==== Records

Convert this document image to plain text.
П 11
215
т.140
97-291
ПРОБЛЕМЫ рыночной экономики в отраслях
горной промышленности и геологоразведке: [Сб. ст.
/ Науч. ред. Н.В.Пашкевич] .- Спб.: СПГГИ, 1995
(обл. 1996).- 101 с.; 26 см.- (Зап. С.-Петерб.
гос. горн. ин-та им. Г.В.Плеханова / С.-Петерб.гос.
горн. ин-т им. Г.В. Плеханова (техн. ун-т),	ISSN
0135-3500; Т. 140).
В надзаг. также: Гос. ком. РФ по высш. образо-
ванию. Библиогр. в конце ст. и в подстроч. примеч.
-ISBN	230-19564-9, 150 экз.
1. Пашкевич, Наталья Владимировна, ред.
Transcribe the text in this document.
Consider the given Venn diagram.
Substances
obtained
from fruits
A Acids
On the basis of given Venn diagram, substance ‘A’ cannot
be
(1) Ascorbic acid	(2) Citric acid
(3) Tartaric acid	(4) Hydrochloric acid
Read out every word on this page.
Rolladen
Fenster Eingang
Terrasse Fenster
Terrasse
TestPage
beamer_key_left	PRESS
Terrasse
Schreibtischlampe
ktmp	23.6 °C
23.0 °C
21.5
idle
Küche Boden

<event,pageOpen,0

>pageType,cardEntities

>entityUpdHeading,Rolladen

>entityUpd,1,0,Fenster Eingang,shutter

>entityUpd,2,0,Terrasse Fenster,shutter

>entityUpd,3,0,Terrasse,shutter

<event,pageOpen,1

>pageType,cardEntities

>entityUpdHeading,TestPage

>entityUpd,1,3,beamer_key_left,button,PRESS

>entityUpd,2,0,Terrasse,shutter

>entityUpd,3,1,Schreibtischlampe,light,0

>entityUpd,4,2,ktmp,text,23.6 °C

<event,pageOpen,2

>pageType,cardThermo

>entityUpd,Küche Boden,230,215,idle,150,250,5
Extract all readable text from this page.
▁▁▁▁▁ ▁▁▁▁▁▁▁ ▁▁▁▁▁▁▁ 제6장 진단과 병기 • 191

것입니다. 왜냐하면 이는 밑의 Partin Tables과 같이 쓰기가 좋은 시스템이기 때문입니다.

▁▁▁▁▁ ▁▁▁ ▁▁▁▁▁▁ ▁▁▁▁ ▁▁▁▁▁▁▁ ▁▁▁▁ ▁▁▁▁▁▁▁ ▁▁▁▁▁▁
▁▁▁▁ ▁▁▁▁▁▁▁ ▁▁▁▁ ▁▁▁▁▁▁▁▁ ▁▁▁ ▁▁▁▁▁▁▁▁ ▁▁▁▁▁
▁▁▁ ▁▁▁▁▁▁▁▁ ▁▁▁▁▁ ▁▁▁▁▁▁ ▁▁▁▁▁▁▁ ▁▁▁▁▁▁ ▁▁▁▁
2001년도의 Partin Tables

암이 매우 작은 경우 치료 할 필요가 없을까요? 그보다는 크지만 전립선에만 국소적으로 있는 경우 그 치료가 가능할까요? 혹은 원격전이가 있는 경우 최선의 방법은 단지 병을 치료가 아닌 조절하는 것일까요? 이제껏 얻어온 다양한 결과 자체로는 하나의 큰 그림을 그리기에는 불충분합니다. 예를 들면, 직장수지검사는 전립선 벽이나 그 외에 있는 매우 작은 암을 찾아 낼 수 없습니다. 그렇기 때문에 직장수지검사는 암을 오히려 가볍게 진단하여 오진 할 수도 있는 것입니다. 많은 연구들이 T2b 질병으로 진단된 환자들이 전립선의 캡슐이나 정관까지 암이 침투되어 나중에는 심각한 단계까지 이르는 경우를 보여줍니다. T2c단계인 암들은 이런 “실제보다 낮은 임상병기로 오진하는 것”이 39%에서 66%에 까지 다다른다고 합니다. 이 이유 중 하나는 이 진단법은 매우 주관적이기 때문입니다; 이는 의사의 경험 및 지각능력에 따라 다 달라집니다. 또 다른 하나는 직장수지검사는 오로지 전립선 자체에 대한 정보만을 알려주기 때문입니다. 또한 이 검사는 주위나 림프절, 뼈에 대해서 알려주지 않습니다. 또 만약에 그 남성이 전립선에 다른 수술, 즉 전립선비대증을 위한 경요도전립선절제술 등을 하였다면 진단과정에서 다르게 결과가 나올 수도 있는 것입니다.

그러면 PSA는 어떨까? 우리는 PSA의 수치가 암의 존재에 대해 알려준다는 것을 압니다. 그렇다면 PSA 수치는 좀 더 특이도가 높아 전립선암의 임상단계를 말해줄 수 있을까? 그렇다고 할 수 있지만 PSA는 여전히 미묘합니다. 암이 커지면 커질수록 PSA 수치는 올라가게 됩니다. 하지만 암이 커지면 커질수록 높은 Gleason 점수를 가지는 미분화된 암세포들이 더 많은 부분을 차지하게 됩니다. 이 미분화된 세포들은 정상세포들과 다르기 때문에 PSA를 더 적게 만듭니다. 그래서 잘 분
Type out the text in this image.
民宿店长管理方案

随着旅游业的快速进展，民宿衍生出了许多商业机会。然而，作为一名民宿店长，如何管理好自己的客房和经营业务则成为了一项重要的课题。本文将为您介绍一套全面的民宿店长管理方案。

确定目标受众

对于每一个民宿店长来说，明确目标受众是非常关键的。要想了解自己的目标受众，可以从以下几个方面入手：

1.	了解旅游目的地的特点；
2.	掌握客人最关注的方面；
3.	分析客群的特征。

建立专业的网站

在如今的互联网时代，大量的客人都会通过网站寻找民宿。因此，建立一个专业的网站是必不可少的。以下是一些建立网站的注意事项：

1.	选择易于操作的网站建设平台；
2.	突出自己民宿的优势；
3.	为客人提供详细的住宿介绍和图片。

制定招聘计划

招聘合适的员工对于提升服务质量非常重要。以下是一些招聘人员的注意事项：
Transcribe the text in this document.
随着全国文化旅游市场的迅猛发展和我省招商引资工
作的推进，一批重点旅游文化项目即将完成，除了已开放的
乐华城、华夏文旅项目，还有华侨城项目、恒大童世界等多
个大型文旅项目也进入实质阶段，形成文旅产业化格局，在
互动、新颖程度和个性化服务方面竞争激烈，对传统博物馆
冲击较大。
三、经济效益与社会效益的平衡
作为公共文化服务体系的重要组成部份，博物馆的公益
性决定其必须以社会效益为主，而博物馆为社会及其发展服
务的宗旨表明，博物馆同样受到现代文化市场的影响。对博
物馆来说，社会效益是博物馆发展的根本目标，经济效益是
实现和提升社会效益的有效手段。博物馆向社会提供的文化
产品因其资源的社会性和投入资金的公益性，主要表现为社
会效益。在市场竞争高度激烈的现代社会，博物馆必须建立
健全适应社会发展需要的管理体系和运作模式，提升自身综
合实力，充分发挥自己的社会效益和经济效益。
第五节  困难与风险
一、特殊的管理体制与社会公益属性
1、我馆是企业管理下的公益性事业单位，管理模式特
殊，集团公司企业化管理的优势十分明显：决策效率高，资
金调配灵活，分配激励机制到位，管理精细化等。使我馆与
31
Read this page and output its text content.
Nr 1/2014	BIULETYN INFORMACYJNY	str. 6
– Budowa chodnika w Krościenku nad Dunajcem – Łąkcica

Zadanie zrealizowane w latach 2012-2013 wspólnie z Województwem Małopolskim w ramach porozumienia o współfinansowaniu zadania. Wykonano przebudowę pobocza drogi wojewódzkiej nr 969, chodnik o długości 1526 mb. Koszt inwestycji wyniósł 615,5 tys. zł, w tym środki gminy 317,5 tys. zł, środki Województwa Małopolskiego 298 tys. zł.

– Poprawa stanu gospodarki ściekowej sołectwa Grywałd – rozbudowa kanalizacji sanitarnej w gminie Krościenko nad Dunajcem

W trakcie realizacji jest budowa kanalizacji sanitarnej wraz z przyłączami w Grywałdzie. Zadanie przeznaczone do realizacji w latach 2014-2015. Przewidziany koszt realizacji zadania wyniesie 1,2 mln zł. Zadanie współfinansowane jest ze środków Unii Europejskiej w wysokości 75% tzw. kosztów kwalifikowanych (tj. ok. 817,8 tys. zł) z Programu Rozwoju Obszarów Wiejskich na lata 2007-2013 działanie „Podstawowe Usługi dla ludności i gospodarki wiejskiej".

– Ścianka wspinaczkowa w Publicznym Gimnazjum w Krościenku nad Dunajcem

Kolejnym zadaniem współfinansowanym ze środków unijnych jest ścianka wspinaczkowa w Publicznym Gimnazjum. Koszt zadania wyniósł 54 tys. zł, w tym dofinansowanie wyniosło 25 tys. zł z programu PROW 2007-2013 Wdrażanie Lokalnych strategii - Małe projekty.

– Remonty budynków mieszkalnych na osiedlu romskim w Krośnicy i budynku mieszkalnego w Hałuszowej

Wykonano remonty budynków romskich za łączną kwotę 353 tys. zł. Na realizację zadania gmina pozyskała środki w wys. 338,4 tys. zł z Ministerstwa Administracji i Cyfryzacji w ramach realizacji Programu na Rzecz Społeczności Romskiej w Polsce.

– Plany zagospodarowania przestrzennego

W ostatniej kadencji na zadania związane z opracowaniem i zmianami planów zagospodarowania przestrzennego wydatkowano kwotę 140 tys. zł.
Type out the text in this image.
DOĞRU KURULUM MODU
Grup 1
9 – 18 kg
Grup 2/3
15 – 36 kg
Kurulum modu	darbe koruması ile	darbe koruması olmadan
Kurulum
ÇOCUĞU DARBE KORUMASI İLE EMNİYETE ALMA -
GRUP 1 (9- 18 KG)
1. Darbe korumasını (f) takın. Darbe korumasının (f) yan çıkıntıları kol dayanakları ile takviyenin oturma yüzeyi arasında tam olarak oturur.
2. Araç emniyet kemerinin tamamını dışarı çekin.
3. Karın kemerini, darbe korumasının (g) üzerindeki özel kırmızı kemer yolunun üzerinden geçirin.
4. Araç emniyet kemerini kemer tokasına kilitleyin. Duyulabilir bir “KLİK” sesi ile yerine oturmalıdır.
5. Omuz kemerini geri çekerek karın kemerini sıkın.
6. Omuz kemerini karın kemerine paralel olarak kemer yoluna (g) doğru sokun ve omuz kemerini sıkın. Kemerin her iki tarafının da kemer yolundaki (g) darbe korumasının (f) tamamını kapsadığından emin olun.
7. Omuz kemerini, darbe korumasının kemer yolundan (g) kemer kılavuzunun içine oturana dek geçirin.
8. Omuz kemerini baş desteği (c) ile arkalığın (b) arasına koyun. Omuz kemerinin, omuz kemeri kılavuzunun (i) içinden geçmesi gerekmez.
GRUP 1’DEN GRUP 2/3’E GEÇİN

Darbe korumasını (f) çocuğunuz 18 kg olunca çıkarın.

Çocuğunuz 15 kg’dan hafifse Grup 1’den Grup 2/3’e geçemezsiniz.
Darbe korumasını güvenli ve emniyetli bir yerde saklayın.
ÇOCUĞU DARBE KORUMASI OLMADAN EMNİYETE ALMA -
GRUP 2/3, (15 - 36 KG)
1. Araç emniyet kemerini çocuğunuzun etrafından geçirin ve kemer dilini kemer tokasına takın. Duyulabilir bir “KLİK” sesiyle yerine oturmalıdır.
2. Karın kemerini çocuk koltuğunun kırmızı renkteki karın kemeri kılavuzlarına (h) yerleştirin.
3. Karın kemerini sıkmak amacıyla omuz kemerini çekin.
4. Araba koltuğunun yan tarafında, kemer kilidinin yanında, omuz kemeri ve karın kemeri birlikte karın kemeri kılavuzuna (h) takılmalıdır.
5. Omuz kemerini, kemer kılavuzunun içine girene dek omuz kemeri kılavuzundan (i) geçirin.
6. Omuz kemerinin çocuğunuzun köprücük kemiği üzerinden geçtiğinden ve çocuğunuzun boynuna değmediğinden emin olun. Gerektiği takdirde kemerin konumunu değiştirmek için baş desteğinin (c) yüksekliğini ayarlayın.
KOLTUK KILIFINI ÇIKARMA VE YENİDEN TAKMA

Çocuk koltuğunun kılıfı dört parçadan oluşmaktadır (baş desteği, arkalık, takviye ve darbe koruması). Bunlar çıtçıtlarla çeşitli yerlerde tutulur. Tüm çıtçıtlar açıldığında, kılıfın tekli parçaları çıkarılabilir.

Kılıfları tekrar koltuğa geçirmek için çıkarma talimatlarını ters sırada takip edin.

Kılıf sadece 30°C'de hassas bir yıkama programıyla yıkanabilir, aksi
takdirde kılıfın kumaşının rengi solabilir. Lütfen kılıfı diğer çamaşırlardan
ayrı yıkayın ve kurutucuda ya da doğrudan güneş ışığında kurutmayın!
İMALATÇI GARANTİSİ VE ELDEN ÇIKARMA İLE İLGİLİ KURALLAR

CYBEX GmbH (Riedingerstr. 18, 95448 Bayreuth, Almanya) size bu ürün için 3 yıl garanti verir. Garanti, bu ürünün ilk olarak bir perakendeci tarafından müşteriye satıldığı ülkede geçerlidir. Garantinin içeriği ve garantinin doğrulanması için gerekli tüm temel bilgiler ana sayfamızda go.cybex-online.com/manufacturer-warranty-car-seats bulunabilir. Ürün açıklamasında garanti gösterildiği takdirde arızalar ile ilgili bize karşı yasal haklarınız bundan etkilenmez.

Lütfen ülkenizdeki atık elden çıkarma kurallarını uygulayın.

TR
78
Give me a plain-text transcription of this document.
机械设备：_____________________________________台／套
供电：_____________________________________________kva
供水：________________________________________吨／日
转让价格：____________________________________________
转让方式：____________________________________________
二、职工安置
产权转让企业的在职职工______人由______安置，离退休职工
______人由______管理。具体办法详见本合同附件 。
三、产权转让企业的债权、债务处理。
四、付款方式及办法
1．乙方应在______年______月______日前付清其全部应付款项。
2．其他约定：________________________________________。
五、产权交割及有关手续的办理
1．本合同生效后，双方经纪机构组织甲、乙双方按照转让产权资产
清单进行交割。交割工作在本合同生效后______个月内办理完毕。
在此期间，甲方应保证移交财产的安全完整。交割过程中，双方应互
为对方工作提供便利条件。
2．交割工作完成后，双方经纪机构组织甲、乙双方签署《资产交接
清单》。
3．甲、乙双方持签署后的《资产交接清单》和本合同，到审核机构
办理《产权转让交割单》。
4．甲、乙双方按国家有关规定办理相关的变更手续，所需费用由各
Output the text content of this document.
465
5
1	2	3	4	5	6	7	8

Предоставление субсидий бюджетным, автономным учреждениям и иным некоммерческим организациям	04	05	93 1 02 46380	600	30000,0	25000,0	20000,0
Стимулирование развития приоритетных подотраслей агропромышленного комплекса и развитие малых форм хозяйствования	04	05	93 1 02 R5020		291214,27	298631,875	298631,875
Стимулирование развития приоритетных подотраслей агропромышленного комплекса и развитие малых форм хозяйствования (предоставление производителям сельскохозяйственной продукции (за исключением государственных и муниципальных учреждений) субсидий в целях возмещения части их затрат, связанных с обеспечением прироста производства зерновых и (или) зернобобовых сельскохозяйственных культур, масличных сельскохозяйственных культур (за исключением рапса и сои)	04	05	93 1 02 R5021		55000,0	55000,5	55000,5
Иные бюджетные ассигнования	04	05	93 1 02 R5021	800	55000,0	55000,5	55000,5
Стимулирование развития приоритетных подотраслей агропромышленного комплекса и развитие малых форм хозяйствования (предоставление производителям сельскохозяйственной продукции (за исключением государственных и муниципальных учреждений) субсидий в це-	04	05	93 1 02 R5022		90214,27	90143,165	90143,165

========

| Task objective |
State how many lines of the listing include the word "text". Reply with the number alone.

| Output for this task |
10